Required work - Transcribe the listing verbatim. Do not carry over any pictures.
* * * * *
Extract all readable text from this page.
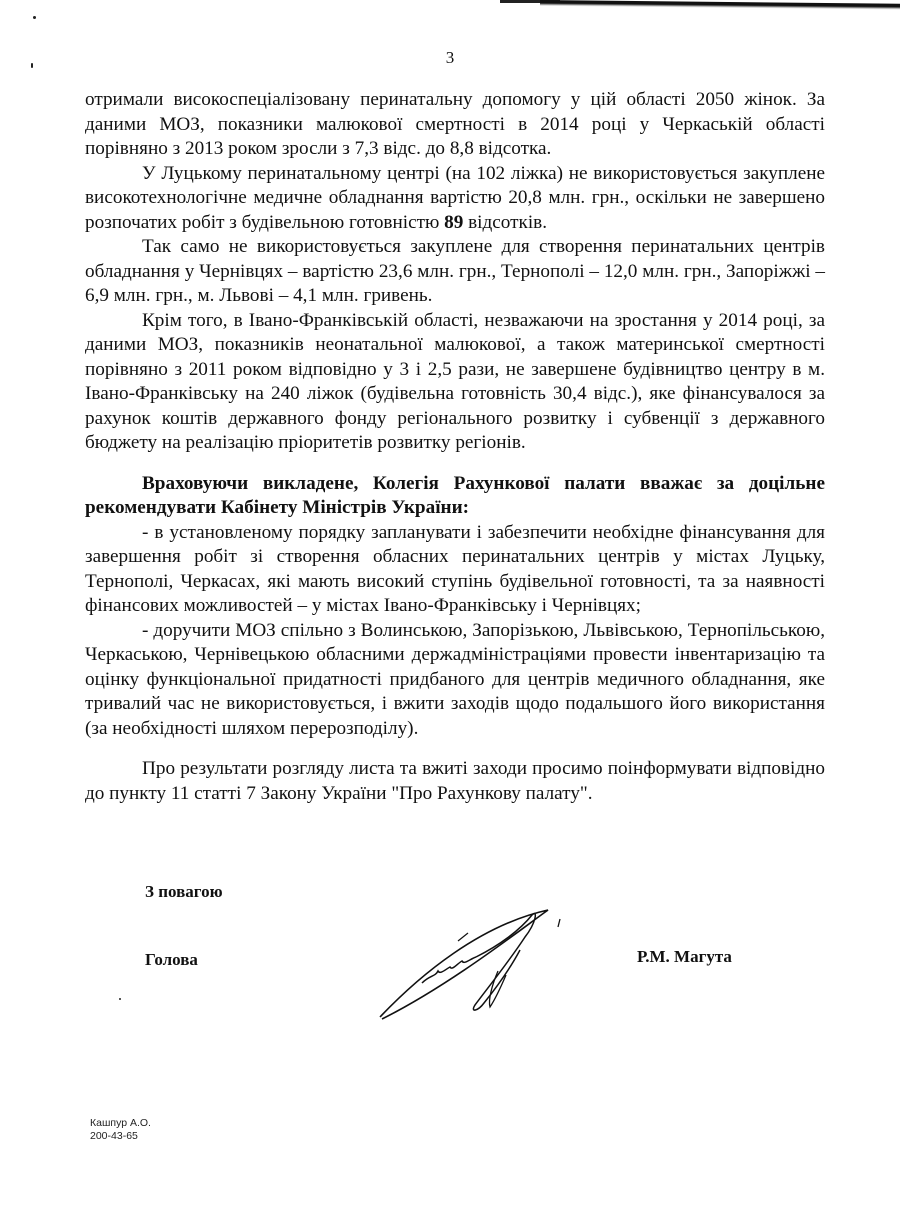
3

отримали високоспеціалізовану перинатальну допомогу у цій області 2050 жінок. За даними МОЗ, показники малюкової смертності в 2014 році у Черкаській області порівняно з 2013 роком зросли з 7,3 відс. до 8,8 відсотка.

У Луцькому перинатальному центрі (на 102 ліжка) не використовується закуплене високотехнологічне медичне обладнання вартістю 20,8 млн. грн., оскільки не завершено розпочатих робіт з будівельною готовністю 89 відсотків.

Так само не використовується закуплене для створення перинатальних центрів обладнання у Чернівцях – вартістю 23,6 млн. грн., Тернополі – 12,0 млн. грн., Запоріжжі – 6,9 млн. грн., м. Львові – 4,1 млн. гривень.

Крім того, в Івано-Франківській області, незважаючи на зростання у 2014 році, за даними МОЗ, показників неонатальної малюкової, а також материнської смертності порівняно з 2011 роком відповідно у 3 і 2,5 рази, не завершене будівництво центру в м. Івано-Франківську на 240 ліжок (будівельна готовність 30,4 відс.), яке фінансувалося за рахунок коштів державного фонду регіонального розвитку і субвенції з державного бюджету на реалізацію пріоритетів розвитку регіонів.

Враховуючи викладене, Колегія Рахункової палати вважає за доцільне рекомендувати Кабінету Міністрів України:

- в установленому порядку запланувати і забезпечити необхідне фінансування для завершення робіт зі створення обласних перинатальних центрів у містах Луцьку, Тернополі, Черкасах, які мають високий ступінь будівельної готовності, та за наявності фінансових можливостей – у містах Івано-Франківську і Чернівцях;

- доручити МОЗ спільно з Волинською, Запорізькою, Львівською, Тернопільською, Черкаською, Чернівецькою обласними держадміністраціями провести інвентаризацію та оцінку функціональної придатності придбаного для центрів медичного обладнання, яке тривалий час не використовується, і вжити заходів щодо подальшого його використання (за необхідності шляхом перерозподілу).

Про результати розгляду листа та вжиті заходи просимо поінформувати відповідно до пункту 11 статті 7 Закону України "Про Рахункову палату".

З повагою
Голова	Р.М. Магута
Кашпур А.О.
200-43-65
* * * * *
Task result -
Extract all readable text from this page.
3

отримали високоспеціалізовану перинатальну допомогу у цій області 2050 жінок. За даними МОЗ, показники малюкової смертності в 2014 році у Черкаській області порівняно з 2013 роком зросли з 7,3 відс. до 8,8 відсотка.

У Луцькому перинатальному центрі (на 102 ліжка) не використовується закуплене високотехнологічне медичне обладнання вартістю 20,8 млн. грн., оскільки не завершено розпочатих робіт з будівельною готовністю 89 відсотків.

Так само не використовується закуплене для створення перинатальних центрів обладнання у Чернівцях – вартістю 23,6 млн. грн., Тернополі – 12,0 млн. грн., Запоріжжі – 6,9 млн. грн., м. Львові – 4,1 млн. гривень.

Крім того, в Івано-Франківській області, незважаючи на зростання у 2014 році, за даними МОЗ, показників неонатальної малюкової, а також материнської смертності порівняно з 2011 роком відповідно у 3 і 2,5 рази, не завершене будівництво центру в м. Івано-Франківську на 240 ліжок (будівельна готовність 30,4 відс.), яке фінансувалося за рахунок коштів державного фонду регіонального розвитку і субвенції з державного бюджету на реалізацію пріоритетів розвитку регіонів.

Враховуючи викладене, Колегія Рахункової палати вважає за доцільне рекомендувати Кабінету Міністрів України:

- в установленому порядку запланувати і забезпечити необхідне фінансування для завершення робіт зі створення обласних перинатальних центрів у містах Луцьку, Тернополі, Черкасах, які мають високий ступінь будівельної готовності, та за наявності фінансових можливостей – у містах Івано-Франківську і Чернівцях;

- доручити МОЗ спільно з Волинською, Запорізькою, Львівською, Тернопільською, Черкаською, Чернівецькою обласними держадміністраціями провести інвентаризацію та оцінку функціональної придатності придбаного для центрів медичного обладнання, яке тривалий час не використовується, і вжити заходів щодо подальшого його використання (за необхідності шляхом перерозподілу).

Про результати розгляду листа та вжиті заходи просимо поінформувати відповідно до пункту 11 статті 7 Закону України "Про Рахункову палату".

З повагою
Голова	Р.М. Магута
Кашпур А.О.
200-43-65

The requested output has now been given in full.